→ Aim: Output the data word for word, dropping every image.

→ Dataset rows:

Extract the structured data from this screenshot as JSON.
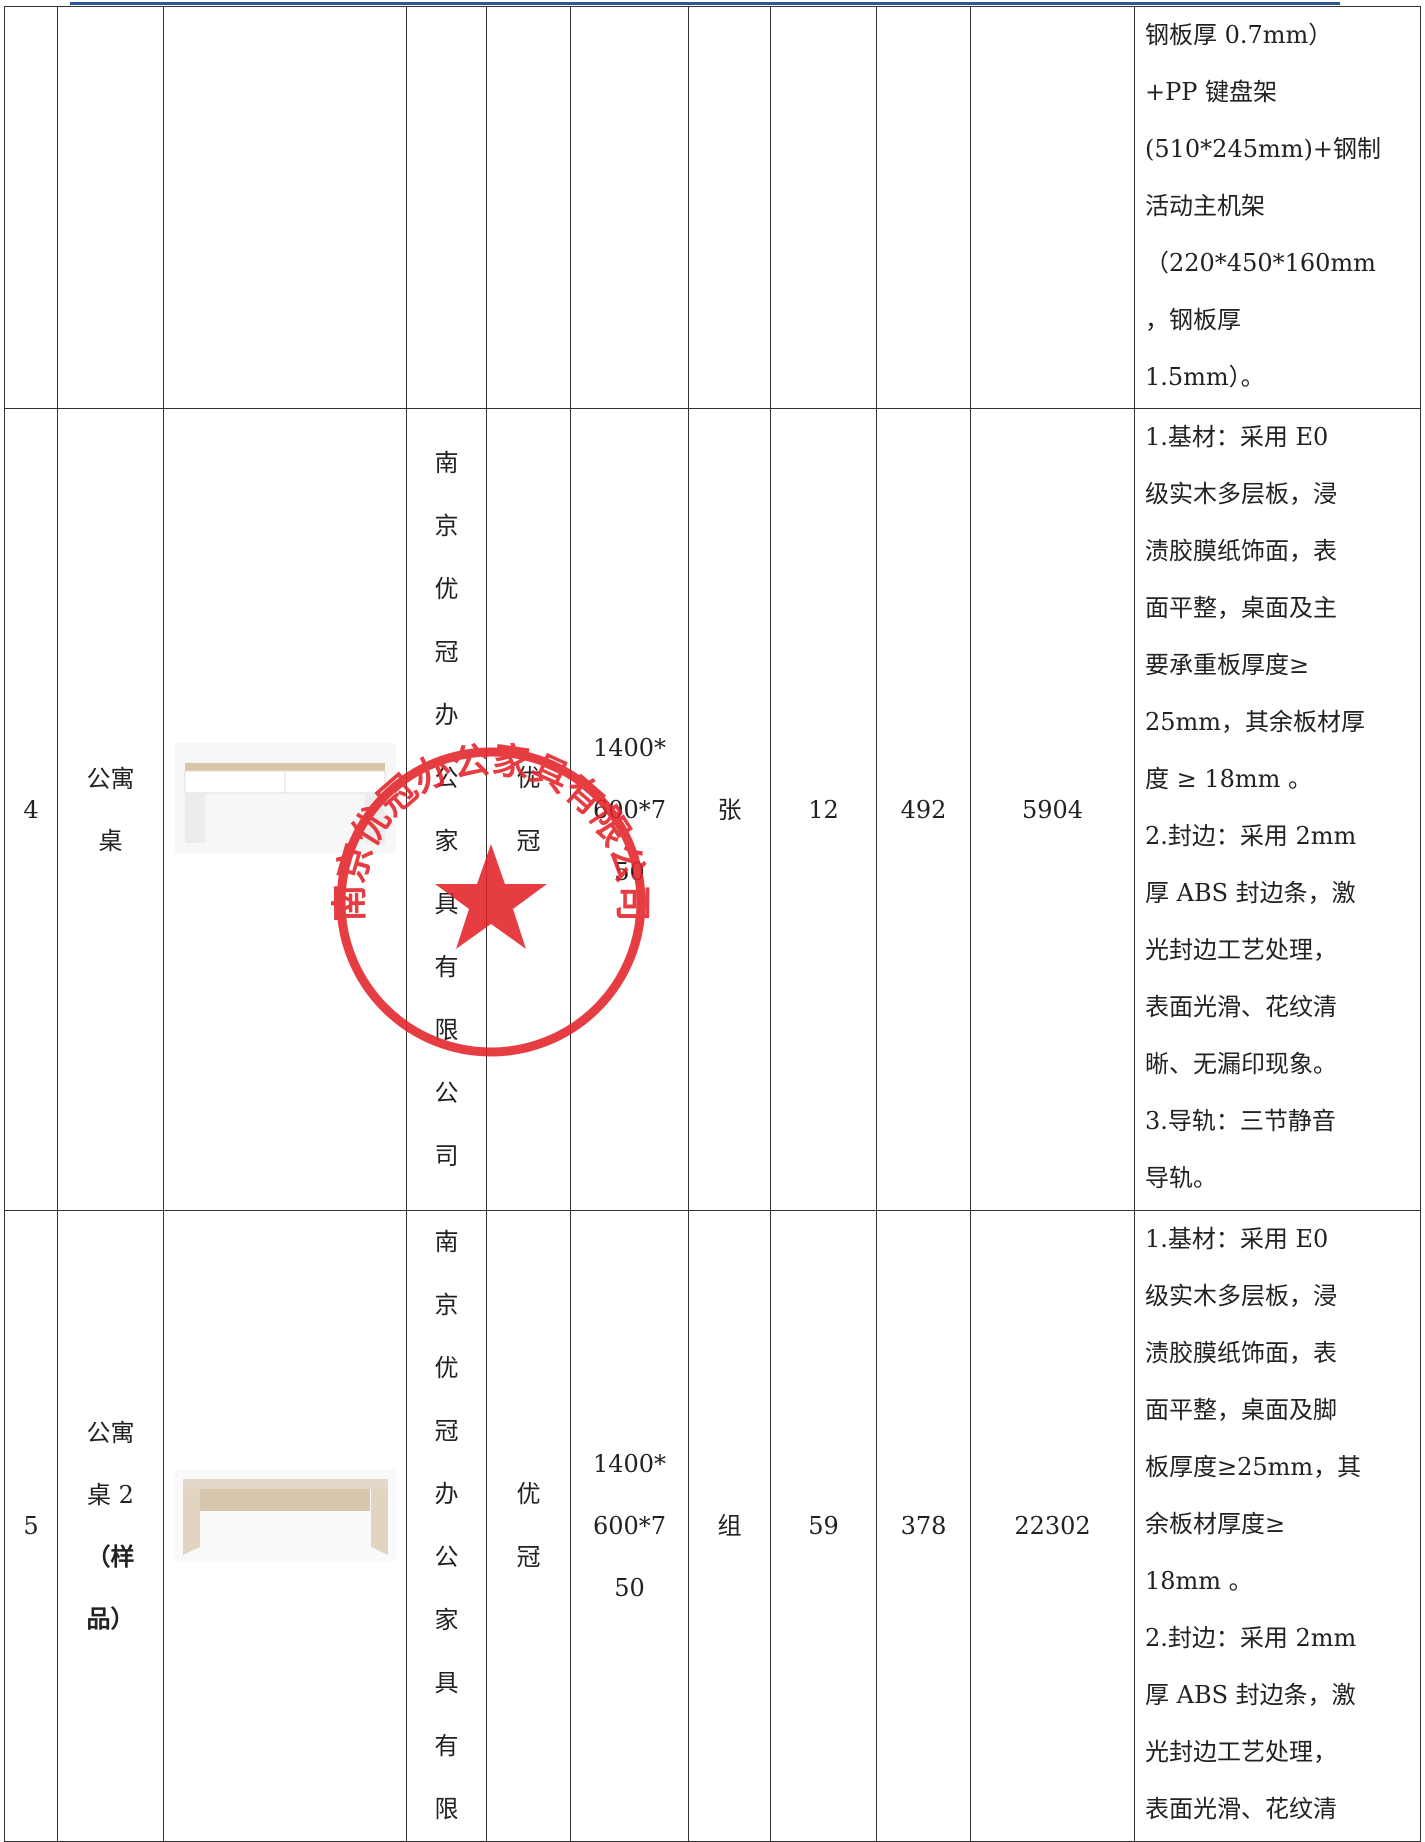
{
  "table": {
    "rows": [
      {
        "description": [
          "钢板厚 0.7mm）",
          "+PP 键盘架",
          "(510*245mm)+钢制",
          "活动主机架",
          "（220*450*160mm",
          "，钢板厚",
          "1.5mm）。"
        ]
      },
      {
        "index": 4,
        "name": [
          "公寓",
          "桌"
        ],
        "company": "南京优冠办公家具有限公司",
        "brand": "优冠",
        "size": [
          "1400*",
          "600*7",
          "50"
        ],
        "unit": "张",
        "quantity": 12,
        "unit_price": 492,
        "total": 5904,
        "description": [
          "1.基材：采用 E0",
          "级实木多层板，浸",
          "渍胶膜纸饰面，表",
          "面平整，桌面及主",
          "要承重板厚度≥",
          "25mm，其余板材厚",
          "度 ≥ 18mm 。",
          "2.封边：采用 2mm",
          "厚 ABS 封边条，激",
          "光封边工艺处理，",
          "表面光滑、花纹清",
          "晰、无漏印现象。",
          "3.导轨：三节静音",
          "导轨。"
        ]
      },
      {
        "index": 5,
        "name": [
          "公寓",
          "桌 2"
        ],
        "name_note": [
          "（样",
          "品）"
        ],
        "company": "南京优冠办公家具有限",
        "brand": "优冠",
        "size": [
          "1400*",
          "600*7",
          "50"
        ],
        "unit": "组",
        "quantity": 59,
        "unit_price": 378,
        "total": 22302,
        "description": [
          "1.基材：采用 E0",
          "级实木多层板，浸",
          "渍胶膜纸饰面，表",
          "面平整，桌面及脚",
          "板厚度≥25mm，其",
          "余板材厚度≥",
          "18mm 。",
          "2.封边：采用 2mm",
          "厚 ABS 封边条，激",
          "光封边工艺处理，",
          "表面光滑、花纹清"
        ]
      }
    ]
  },
  "stamp": {
    "text": "南京优冠办公家具有限公司"
  }
}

→ The answer:
Extract the structured data from this screenshot as JSON.
{
  "table": {
    "rows": [
      {
        "description": [
          "钢板厚 0.7mm）",
          "+PP 键盘架",
          "(510*245mm)+钢制",
          "活动主机架",
          "（220*450*160mm",
          "，钢板厚",
          "1.5mm）。"
        ]
      },
      {
        "index": 4,
        "name": [
          "公寓",
          "桌"
        ],
        "company": "南京优冠办公家具有限公司",
        "brand": "优冠",
        "size": [
          "1400*",
          "600*7",
          "50"
        ],
        "unit": "张",
        "quantity": 12,
        "unit_price": 492,
        "total": 5904,
        "description": [
          "1.基材：采用 E0",
          "级实木多层板，浸",
          "渍胶膜纸饰面，表",
          "面平整，桌面及主",
          "要承重板厚度≥",
          "25mm，其余板材厚",
          "度 ≥ 18mm 。",
          "2.封边：采用 2mm",
          "厚 ABS 封边条，激",
          "光封边工艺处理，",
          "表面光滑、花纹清",
          "晰、无漏印现象。",
          "3.导轨：三节静音",
          "导轨。"
        ]
      },
      {
        "index": 5,
        "name": [
          "公寓",
          "桌 2"
        ],
        "name_note": [
          "（样",
          "品）"
        ],
        "company": "南京优冠办公家具有限",
        "brand": "优冠",
        "size": [
          "1400*",
          "600*7",
          "50"
        ],
        "unit": "组",
        "quantity": 59,
        "unit_price": 378,
        "total": 22302,
        "description": [
          "1.基材：采用 E0",
          "级实木多层板，浸",
          "渍胶膜纸饰面，表",
          "面平整，桌面及脚",
          "板厚度≥25mm，其",
          "余板材厚度≥",
          "18mm 。",
          "2.封边：采用 2mm",
          "厚 ABS 封边条，激",
          "光封边工艺处理，",
          "表面光滑、花纹清"
        ]
      }
    ]
  },
  "stamp": {
    "text": "南京优冠办公家具有限公司"
  }
}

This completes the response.